Stored data entries:

══════════

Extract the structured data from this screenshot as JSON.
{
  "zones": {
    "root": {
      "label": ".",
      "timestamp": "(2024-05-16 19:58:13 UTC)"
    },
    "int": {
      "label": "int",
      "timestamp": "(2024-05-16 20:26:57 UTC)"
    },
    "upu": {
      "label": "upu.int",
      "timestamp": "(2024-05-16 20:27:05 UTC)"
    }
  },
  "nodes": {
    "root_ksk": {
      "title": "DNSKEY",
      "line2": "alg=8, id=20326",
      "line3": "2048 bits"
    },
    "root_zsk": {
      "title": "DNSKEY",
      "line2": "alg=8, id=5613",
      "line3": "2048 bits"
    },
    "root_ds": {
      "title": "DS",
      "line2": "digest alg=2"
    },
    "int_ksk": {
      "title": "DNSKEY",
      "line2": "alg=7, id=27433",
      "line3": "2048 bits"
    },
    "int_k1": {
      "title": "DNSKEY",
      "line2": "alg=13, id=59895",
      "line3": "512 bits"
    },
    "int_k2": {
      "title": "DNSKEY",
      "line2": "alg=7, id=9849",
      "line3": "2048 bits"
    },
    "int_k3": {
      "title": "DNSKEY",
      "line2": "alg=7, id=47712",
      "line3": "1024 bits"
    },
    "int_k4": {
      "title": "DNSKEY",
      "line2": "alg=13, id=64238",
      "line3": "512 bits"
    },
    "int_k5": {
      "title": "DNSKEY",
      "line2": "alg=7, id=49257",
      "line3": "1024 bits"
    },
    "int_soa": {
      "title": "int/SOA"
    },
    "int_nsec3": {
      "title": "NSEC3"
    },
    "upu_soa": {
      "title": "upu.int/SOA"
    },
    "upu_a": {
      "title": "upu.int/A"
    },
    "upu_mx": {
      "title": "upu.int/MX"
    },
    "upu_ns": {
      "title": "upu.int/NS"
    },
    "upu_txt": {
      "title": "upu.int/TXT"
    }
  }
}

══════════

[Written instruction] Take the data above and return it exactly.

[Exercise response]
Extract the structured data from this screenshot as JSON.
{
  "zones": {
    "root": {
      "label": ".",
      "timestamp": "(2024-05-16 19:58:13 UTC)"
    },
    "int": {
      "label": "int",
      "timestamp": "(2024-05-16 20:26:57 UTC)"
    },
    "upu": {
      "label": "upu.int",
      "timestamp": "(2024-05-16 20:27:05 UTC)"
    }
  },
  "nodes": {
    "root_ksk": {
      "title": "DNSKEY",
      "line2": "alg=8, id=20326",
      "line3": "2048 bits"
    },
    "root_zsk": {
      "title": "DNSKEY",
      "line2": "alg=8, id=5613",
      "line3": "2048 bits"
    },
    "root_ds": {
      "title": "DS",
      "line2": "digest alg=2"
    },
    "int_ksk": {
      "title": "DNSKEY",
      "line2": "alg=7, id=27433",
      "line3": "2048 bits"
    },
    "int_k1": {
      "title": "DNSKEY",
      "line2": "alg=13, id=59895",
      "line3": "512 bits"
    },
    "int_k2": {
      "title": "DNSKEY",
      "line2": "alg=7, id=9849",
      "line3": "2048 bits"
    },
    "int_k3": {
      "title": "DNSKEY",
      "line2": "alg=7, id=47712",
      "line3": "1024 bits"
    },
    "int_k4": {
      "title": "DNSKEY",
      "line2": "alg=13, id=64238",
      "line3": "512 bits"
    },
    "int_k5": {
      "title": "DNSKEY",
      "line2": "alg=7, id=49257",
      "line3": "1024 bits"
    },
    "int_soa": {
      "title": "int/SOA"
    },
    "int_nsec3": {
      "title": "NSEC3"
    },
    "upu_soa": {
      "title": "upu.int/SOA"
    },
    "upu_a": {
      "title": "upu.int/A"
    },
    "upu_mx": {
      "title": "upu.int/MX"
    },
    "upu_ns": {
      "title": "upu.int/NS"
    },
    "upu_txt": {
      "title": "upu.int/TXT"
    }
  }
}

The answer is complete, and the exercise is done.